Directive:
Say how many lines hold the string "Gómez", and nothing more.

Given records:
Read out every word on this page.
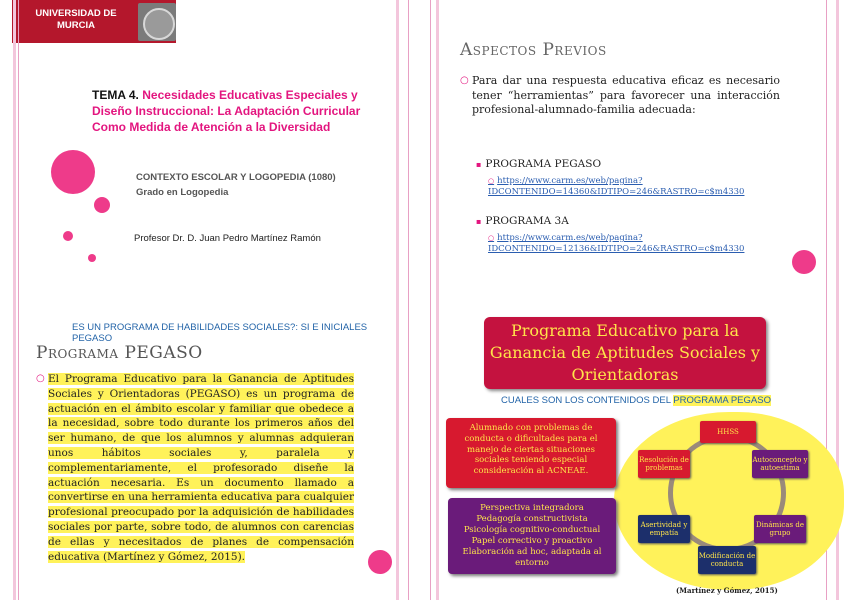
UNIVERSIDAD DE
MURCIA
TEMA 4. Necesidades Educativas Especiales y Diseño Instruccional: La Adaptación Curricular Como Medida de Atención a la Diversidad
CONTEXTO ESCOLAR Y LOGOPEDIA (1080)
Grado en Logopedia
Profesor Dr. D. Juan Pedro Martínez Ramón
Aspectos Previos
○ Para dar una respuesta educativa eficaz es necesario tener “herramientas” para favorecer una interacción profesional-alumnado-familia adecuada:
▪ PROGRAMA PEGASO
○ https://www.carm.es/web/pagina?IDCONTENIDO=14360&IDTIPO=246&RASTRO=c$m4330
▪ PROGRAMA 3A
○ https://www.carm.es/web/pagina?IDCONTENIDO=12136&IDTIPO=246&RASTRO=c$m4330
ES UN PROGRAMA DE HABILIDADES SOCIALES?: SI E INICIALES PEGASO
Programa PEGASO
○ El Programa Educativo para la Ganancia de Aptitudes Sociales y Orientadoras (PEGASO) es un programa de actuación en el ámbito escolar y familiar que obedece a la necesidad, sobre todo durante los primeros años del ser humano, de que los alumnos y alumnas adquieran unos hábitos sociales y, paralela y complementariamente, el profesorado diseñe la actuación necesaria. Es un documento llamado a convertirse en una herramienta educativa para cualquier profesional preocupado por la adquisición de habilidades sociales por parte, sobre todo, de alumnos con carencias de ellas y necesitados de planes de compensación educativa (Martínez y Gómez, 2015).
Programa Educativo para la Ganancia de Aptitudes Sociales y Orientadoras
CUALES SON LOS CONTENIDOS DEL PROGRAMA PEGASO
Alumnado con problemas de conducta o dificultades para el manejo de ciertas situaciones sociales teniendo especial consideración al ACNEAE.
Perspectiva integradora
Pedagogía constructivista
Psicología cognitivo-conductual
Papel correctivo y proactivo
Elaboración ad hoc, adaptada al entorno
HHSS
Resolución de problemas
Autoconcepto y autoestima
Dinámicas de grupo
Modificación de conducta
Asertividad y empatía
(Martínez y Gómez, 2015)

Reply:
2